Select and copy out every line in the records containing "this".

◇ ◇ ◇ ◇

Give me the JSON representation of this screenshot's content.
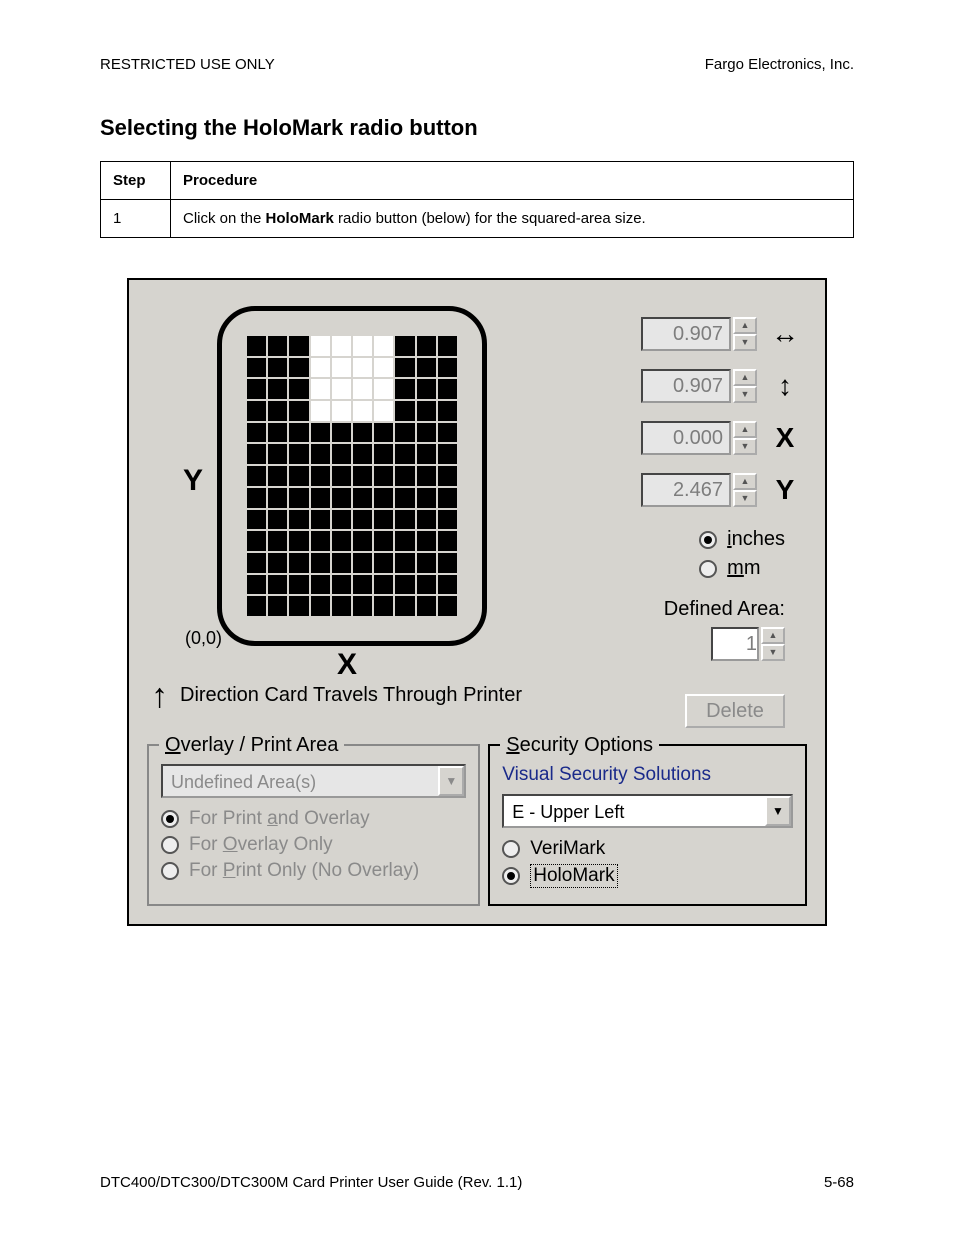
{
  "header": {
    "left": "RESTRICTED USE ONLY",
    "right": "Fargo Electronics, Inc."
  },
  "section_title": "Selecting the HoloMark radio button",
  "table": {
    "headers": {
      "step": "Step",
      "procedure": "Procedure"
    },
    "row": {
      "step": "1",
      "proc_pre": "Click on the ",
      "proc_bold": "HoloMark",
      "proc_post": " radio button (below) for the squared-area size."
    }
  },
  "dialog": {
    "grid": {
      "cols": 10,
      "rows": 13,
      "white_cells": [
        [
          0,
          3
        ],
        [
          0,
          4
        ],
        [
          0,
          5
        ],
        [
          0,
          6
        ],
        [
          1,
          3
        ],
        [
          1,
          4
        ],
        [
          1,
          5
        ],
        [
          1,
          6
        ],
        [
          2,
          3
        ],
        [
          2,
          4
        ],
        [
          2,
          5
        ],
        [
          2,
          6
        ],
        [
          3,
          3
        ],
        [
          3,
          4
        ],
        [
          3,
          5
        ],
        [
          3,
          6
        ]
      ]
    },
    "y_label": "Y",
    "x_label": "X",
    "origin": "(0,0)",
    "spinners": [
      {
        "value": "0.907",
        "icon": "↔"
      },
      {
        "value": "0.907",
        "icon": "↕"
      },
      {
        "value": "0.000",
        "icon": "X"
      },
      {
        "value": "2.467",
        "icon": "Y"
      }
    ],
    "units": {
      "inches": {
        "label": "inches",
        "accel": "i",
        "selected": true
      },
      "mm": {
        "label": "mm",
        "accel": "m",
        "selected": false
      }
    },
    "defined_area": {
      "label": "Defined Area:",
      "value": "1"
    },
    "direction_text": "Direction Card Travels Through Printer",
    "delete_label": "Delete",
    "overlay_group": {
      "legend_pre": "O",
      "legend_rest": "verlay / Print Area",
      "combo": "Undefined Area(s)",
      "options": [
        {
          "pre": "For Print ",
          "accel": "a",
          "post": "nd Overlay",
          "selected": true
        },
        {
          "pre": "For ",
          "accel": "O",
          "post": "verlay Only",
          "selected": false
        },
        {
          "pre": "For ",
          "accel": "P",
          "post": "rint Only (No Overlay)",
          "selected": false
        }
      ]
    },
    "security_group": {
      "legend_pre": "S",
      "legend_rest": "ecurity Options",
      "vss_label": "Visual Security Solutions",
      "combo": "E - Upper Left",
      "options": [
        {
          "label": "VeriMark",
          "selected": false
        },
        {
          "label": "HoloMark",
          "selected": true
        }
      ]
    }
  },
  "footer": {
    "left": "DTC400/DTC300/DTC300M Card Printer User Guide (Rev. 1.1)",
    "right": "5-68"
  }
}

◇ ◇ ◇ ◇

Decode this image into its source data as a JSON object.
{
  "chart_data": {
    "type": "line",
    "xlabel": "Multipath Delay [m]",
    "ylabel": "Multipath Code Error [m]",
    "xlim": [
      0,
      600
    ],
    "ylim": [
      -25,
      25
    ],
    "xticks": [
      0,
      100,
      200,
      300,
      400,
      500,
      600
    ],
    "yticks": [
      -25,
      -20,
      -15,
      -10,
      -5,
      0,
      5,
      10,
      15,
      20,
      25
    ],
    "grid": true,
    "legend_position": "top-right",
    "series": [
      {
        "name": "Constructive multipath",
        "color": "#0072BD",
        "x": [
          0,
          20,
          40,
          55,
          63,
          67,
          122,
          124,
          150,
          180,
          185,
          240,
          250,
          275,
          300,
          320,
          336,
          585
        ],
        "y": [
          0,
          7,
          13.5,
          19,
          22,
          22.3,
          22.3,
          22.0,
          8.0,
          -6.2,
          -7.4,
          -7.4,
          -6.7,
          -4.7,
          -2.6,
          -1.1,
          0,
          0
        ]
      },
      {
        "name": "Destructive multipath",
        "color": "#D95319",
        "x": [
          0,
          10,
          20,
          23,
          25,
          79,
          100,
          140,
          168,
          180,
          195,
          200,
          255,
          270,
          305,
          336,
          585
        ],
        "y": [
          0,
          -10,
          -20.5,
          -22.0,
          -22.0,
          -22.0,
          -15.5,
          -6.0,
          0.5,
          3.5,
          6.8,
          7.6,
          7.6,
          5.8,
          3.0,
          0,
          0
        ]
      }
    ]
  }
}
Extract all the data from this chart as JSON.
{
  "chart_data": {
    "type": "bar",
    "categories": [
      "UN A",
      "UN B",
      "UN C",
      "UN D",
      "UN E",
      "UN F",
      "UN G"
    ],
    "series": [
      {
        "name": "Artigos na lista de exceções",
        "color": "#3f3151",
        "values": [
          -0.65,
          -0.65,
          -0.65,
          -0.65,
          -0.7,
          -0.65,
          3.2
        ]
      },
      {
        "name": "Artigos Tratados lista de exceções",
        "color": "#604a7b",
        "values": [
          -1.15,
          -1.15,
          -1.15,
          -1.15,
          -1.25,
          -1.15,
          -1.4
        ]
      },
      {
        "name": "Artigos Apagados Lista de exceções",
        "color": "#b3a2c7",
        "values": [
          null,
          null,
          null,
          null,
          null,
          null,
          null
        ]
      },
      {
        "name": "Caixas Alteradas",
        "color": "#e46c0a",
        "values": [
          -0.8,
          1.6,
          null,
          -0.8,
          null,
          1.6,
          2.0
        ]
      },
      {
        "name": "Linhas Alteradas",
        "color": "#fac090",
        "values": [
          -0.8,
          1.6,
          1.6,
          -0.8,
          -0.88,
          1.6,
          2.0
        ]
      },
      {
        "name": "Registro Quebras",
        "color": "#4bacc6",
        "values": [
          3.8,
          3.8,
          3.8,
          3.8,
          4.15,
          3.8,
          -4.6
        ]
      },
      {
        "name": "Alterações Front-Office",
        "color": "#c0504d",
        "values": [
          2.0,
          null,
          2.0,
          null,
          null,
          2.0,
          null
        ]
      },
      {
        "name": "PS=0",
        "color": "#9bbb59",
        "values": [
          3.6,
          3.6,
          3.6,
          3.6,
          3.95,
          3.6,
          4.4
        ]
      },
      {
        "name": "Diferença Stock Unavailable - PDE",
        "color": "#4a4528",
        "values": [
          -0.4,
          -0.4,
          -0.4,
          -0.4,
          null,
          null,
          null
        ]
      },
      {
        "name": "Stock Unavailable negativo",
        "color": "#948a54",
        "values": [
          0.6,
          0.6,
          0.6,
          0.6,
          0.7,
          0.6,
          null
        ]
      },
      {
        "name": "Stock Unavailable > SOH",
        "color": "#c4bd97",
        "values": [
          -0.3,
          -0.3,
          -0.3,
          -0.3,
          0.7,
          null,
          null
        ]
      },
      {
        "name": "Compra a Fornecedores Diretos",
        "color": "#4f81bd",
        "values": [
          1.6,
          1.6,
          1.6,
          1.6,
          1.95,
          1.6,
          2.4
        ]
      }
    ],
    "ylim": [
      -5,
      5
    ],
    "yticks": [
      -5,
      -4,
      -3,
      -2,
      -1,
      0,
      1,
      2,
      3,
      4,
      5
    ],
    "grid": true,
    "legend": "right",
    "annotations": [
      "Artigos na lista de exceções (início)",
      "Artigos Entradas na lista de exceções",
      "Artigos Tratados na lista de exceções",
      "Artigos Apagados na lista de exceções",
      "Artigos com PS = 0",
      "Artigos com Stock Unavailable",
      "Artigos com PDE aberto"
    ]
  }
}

◇ ◇ ◇ ◇

■ SOLUTION BELOW ■
Give me the JSON representation of this screenshot's content.
Decode this image into its source data as a JSON object.
Extract all the data from this chart as JSON.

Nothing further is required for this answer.